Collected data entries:

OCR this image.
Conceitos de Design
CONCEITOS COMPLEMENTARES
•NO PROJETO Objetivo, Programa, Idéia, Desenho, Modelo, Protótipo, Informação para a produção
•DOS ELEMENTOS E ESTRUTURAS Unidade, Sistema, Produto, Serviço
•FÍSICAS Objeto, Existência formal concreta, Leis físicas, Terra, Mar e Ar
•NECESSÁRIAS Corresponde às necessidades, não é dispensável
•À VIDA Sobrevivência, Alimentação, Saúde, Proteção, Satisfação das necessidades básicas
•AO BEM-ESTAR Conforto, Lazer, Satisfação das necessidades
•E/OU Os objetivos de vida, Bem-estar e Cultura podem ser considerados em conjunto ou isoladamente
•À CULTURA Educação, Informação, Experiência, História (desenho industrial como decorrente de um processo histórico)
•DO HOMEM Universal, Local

* * *

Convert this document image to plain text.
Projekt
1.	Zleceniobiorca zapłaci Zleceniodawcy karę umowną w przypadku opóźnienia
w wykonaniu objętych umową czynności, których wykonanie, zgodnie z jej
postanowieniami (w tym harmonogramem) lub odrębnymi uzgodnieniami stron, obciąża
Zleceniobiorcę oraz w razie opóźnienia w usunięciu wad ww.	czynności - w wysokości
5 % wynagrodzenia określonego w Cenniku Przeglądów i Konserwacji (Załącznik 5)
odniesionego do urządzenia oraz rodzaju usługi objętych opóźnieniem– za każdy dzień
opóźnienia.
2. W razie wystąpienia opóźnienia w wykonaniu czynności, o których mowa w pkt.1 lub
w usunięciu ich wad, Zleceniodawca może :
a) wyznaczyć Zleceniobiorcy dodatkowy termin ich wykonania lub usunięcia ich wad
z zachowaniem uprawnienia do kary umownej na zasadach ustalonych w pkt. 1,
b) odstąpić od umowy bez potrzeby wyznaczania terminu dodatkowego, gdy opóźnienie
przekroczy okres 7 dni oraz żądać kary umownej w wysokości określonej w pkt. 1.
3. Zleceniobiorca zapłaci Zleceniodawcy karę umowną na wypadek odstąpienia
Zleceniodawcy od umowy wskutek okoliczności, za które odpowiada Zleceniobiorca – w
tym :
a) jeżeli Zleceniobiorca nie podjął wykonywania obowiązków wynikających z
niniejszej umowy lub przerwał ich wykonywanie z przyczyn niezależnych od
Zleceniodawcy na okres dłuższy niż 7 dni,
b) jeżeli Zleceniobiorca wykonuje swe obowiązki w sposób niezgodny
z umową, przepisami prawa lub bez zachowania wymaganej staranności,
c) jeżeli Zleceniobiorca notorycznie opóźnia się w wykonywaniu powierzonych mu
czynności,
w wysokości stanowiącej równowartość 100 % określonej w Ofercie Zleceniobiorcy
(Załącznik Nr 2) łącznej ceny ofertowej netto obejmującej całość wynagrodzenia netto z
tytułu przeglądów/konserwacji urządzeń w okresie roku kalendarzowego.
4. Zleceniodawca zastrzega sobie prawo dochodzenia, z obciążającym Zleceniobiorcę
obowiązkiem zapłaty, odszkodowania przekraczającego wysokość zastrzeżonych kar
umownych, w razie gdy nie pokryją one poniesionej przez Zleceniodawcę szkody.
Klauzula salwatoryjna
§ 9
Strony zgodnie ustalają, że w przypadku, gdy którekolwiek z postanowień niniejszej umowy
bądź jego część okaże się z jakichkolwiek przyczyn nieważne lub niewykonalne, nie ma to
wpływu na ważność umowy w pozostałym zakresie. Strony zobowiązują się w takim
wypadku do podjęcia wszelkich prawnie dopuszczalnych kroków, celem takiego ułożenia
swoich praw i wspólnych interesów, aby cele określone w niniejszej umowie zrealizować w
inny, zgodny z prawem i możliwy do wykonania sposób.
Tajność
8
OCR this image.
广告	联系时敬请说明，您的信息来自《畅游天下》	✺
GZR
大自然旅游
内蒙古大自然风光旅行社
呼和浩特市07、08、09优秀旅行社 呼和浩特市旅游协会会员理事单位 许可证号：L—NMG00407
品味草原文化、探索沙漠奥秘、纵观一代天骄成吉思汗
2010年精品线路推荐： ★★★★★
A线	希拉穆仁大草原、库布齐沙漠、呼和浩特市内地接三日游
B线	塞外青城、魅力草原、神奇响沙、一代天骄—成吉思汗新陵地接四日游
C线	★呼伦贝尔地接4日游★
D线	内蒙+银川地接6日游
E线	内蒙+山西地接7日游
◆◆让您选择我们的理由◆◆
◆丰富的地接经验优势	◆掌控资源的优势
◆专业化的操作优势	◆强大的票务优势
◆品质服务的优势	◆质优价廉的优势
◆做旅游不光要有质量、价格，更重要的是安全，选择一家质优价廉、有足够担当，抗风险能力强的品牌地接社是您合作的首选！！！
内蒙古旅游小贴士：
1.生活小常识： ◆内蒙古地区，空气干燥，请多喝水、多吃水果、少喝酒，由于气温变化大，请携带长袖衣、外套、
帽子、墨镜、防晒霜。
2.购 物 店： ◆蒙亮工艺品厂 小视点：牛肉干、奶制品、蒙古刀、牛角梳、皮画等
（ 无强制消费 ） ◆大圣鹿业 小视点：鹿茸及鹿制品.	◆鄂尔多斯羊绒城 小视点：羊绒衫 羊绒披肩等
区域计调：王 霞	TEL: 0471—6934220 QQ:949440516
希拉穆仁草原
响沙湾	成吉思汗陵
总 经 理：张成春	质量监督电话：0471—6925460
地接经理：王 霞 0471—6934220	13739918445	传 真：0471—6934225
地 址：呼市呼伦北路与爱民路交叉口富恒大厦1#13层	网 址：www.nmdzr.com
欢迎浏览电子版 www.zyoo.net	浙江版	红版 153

§ **Goal**: Read through the data and copy every line where "Strony" shows up.

§ **Correct result**:
Strony zgodnie ustalają, że w przypadku, gdy którekolwiek z postanowień niniejszej umowy
wpływu na ważność umowy w pozostałym zakresie. Strony zobowiązują się w takim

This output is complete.